DIRECTIONS FOR THIS TASK:
Set down each entry again exactly as written.

RECORDS PROVIDED:
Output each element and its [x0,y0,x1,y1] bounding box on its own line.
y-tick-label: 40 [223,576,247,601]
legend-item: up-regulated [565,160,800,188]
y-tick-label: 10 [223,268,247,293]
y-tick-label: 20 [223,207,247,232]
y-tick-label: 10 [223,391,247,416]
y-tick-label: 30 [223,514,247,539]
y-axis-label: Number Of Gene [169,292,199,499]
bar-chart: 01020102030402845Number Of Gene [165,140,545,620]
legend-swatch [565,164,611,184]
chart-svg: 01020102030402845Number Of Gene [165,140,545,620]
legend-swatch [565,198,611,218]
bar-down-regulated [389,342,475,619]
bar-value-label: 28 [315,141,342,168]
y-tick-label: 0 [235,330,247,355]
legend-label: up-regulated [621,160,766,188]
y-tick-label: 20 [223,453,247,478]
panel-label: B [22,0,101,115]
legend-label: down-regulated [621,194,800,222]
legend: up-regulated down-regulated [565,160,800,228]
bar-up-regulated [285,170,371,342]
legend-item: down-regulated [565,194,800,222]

SOLUTION FOR THIS TASK:
Output each element and its [x0,y0,x1,y1] bounding box on its own line.
y-tick-label: 40 [223,576,247,601]
legend-item: up-regulated [565,160,800,188]
y-tick-label: 10 [223,268,247,293]
y-tick-label: 20 [223,207,247,232]
y-tick-label: 10 [223,391,247,416]
y-tick-label: 30 [223,514,247,539]
y-axis-label: Number Of Gene [169,292,199,499]
bar-chart: 01020102030402845Number Of Gene [165,140,545,620]
legend-swatch [565,164,611,184]
chart-svg: 01020102030402845Number Of Gene [165,140,545,620]
legend-swatch [565,198,611,218]
bar-down-regulated [389,342,475,619]
bar-value-label: 28 [315,141,342,168]
y-tick-label: 0 [235,330,247,355]
legend-label: up-regulated [621,160,766,188]
y-tick-label: 20 [223,453,247,478]
panel-label: B [22,0,101,115]
legend-label: down-regulated [621,194,800,222]
legend: up-regulated down-regulated [565,160,800,228]
bar-up-regulated [285,170,371,342]
legend-item: down-regulated [565,194,800,222]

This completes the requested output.